## Begin Provided data
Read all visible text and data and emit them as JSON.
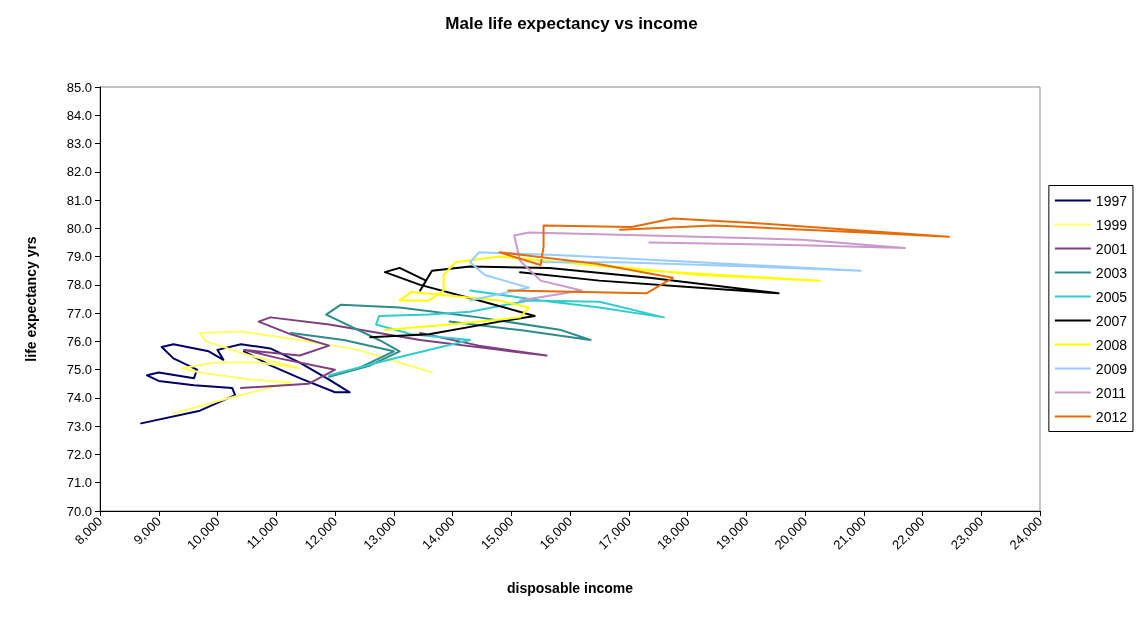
{
  "chart_data": {
    "type": "line",
    "title": "Male life expectancy vs income",
    "xlabel": "disposable income",
    "ylabel": "life expectancy yrs",
    "xlim": [
      8000,
      24000
    ],
    "xticks": [
      {
        "value": 8000,
        "label": "8,000"
      },
      {
        "value": 9000,
        "label": "9,000"
      },
      {
        "value": 10000,
        "label": "10,000"
      },
      {
        "value": 11000,
        "label": "11,000"
      },
      {
        "value": 12000,
        "label": "12,000"
      },
      {
        "value": 13000,
        "label": "13,000"
      },
      {
        "value": 14000,
        "label": "14,000"
      },
      {
        "value": 15000,
        "label": "15,000"
      },
      {
        "value": 16000,
        "label": "16,000"
      },
      {
        "value": 17000,
        "label": "17,000"
      },
      {
        "value": 18000,
        "label": "18,000"
      },
      {
        "value": 19000,
        "label": "19,000"
      },
      {
        "value": 20000,
        "label": "20,000"
      },
      {
        "value": 21000,
        "label": "21,000"
      },
      {
        "value": 22000,
        "label": "22,000"
      },
      {
        "value": 23000,
        "label": "23,000"
      },
      {
        "value": 24000,
        "label": "24,000"
      }
    ],
    "ylim": [
      70,
      85
    ],
    "yticks": [
      {
        "value": 70,
        "label": "70.0"
      },
      {
        "value": 71,
        "label": "71.0"
      },
      {
        "value": 72,
        "label": "72.0"
      },
      {
        "value": 73,
        "label": "73.0"
      },
      {
        "value": 74,
        "label": "74.0"
      },
      {
        "value": 75,
        "label": "75.0"
      },
      {
        "value": 76,
        "label": "76.0"
      },
      {
        "value": 77,
        "label": "77.0"
      },
      {
        "value": 78,
        "label": "78.0"
      },
      {
        "value": 79,
        "label": "79.0"
      },
      {
        "value": 80,
        "label": "80.0"
      },
      {
        "value": 81,
        "label": "81.0"
      },
      {
        "value": 82,
        "label": "82.0"
      },
      {
        "value": 83,
        "label": "83.0"
      },
      {
        "value": 84,
        "label": "84.0"
      },
      {
        "value": 85,
        "label": "85.0"
      }
    ],
    "grid": false,
    "legend": "right",
    "marker": "none",
    "series": [
      {
        "name": "1997",
        "color": "#000066",
        "x": [
          8700,
          9700,
          10300,
          10250,
          9600,
          9000,
          8800,
          9000,
          9600,
          9650,
          9250,
          9050,
          9250,
          9850,
          10100,
          10000,
          10400,
          10900,
          11400,
          11900,
          12250,
          12000,
          11400,
          10900,
          10450
        ],
        "values": [
          73.1,
          73.55,
          74.1,
          74.35,
          74.45,
          74.6,
          74.8,
          74.9,
          74.7,
          75.0,
          75.4,
          75.8,
          75.9,
          75.65,
          75.35,
          75.7,
          75.9,
          75.75,
          75.25,
          74.65,
          74.2,
          74.2,
          74.7,
          75.15,
          75.65
        ]
      },
      {
        "name": "1999",
        "color": "#ffff66",
        "x": [
          9250,
          10200,
          11250,
          10550,
          9700,
          9400,
          9950,
          10700,
          11400,
          10550,
          9800,
          9700,
          10400,
          11400,
          12400,
          13650
        ],
        "values": [
          73.45,
          74.0,
          74.55,
          74.65,
          74.9,
          75.05,
          75.25,
          75.25,
          75.05,
          75.5,
          76.0,
          76.3,
          76.35,
          76.05,
          75.7,
          74.9
        ]
      },
      {
        "name": "2001",
        "color": "#7f3f7f",
        "x": [
          10400,
          11550,
          12000,
          11050,
          10450,
          11400,
          11900,
          11250,
          10700,
          10900,
          11900,
          13450,
          14800,
          15600,
          14450,
          13450
        ],
        "values": [
          74.35,
          74.5,
          75.0,
          75.4,
          75.7,
          75.5,
          75.85,
          76.25,
          76.7,
          76.85,
          76.6,
          76.05,
          75.7,
          75.5,
          75.85,
          76.3
        ]
      },
      {
        "name": "2003",
        "color": "#2e8b8b",
        "x": [
          11250,
          12150,
          13000,
          12400,
          11900,
          12600,
          13100,
          12750,
          11850,
          12100,
          13100,
          14450,
          15850,
          16350,
          15150,
          13950
        ],
        "values": [
          76.3,
          76.05,
          75.65,
          75.05,
          74.75,
          75.15,
          75.65,
          76.05,
          76.95,
          77.3,
          77.2,
          76.85,
          76.4,
          76.05,
          76.4,
          76.7
        ]
      },
      {
        "name": "2005",
        "color": "#33cccc",
        "x": [
          11900,
          13100,
          14300,
          13300,
          12700,
          12750,
          13600,
          14300,
          15300,
          16500,
          17600,
          16500,
          15500,
          14300
        ],
        "values": [
          74.8,
          75.45,
          76.05,
          76.25,
          76.6,
          76.9,
          76.95,
          77.05,
          77.45,
          77.4,
          76.85,
          77.2,
          77.45,
          77.8
        ]
      },
      {
        "name": "2007",
        "color": "#000000",
        "x": [
          12600,
          13600,
          14800,
          15400,
          14450,
          13450,
          12850,
          13100,
          13550,
          13450,
          13650,
          14300,
          15650,
          17350,
          19550,
          18200,
          16500,
          15150
        ],
        "values": [
          76.15,
          76.25,
          76.7,
          76.9,
          77.45,
          78.0,
          78.45,
          78.6,
          78.15,
          77.8,
          78.5,
          78.65,
          78.6,
          78.25,
          77.7,
          77.9,
          78.15,
          78.45
        ]
      },
      {
        "name": "2008",
        "color": "#ffff00",
        "x": [
          12850,
          13950,
          15150,
          15300,
          14800,
          13800,
          13300,
          13100,
          13600,
          13850,
          13850,
          14050,
          14800,
          15850,
          17350,
          20250,
          18200,
          16500
        ],
        "values": [
          76.4,
          76.6,
          76.85,
          77.2,
          77.45,
          77.65,
          77.75,
          77.45,
          77.45,
          77.8,
          78.35,
          78.8,
          79.0,
          78.8,
          78.5,
          78.15,
          78.35,
          78.7
        ]
      },
      {
        "name": "2009",
        "color": "#99ccff",
        "x": [
          14300,
          15300,
          14550,
          14300,
          14450,
          15850,
          18200,
          20950,
          19100,
          16850,
          15500
        ],
        "values": [
          77.45,
          77.9,
          78.35,
          78.8,
          79.15,
          79.05,
          78.8,
          78.5,
          78.65,
          78.8,
          78.8
        ]
      },
      {
        "name": "2011",
        "color": "#cc99cc",
        "x": [
          15150,
          16200,
          15500,
          15150,
          15050,
          15300,
          17350,
          19950,
          21700,
          19950,
          17350
        ],
        "values": [
          77.45,
          77.8,
          78.15,
          78.85,
          79.75,
          79.85,
          79.75,
          79.6,
          79.3,
          79.4,
          79.5
        ]
      },
      {
        "name": "2012",
        "color": "#e46c0a",
        "x": [
          14950,
          17300,
          17750,
          16450,
          14800,
          15500,
          15550,
          15550,
          17050,
          17750,
          19050,
          20750,
          22450,
          21000,
          18450,
          16850
        ],
        "values": [
          77.8,
          77.7,
          78.25,
          78.75,
          79.15,
          78.7,
          79.35,
          80.1,
          80.05,
          80.35,
          80.2,
          79.95,
          79.7,
          79.85,
          80.1,
          79.95
        ]
      }
    ]
  }
}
## End Provided data
What is asked: Give only the number of lines in the records that contain the string "name".

Response for this exercise: 10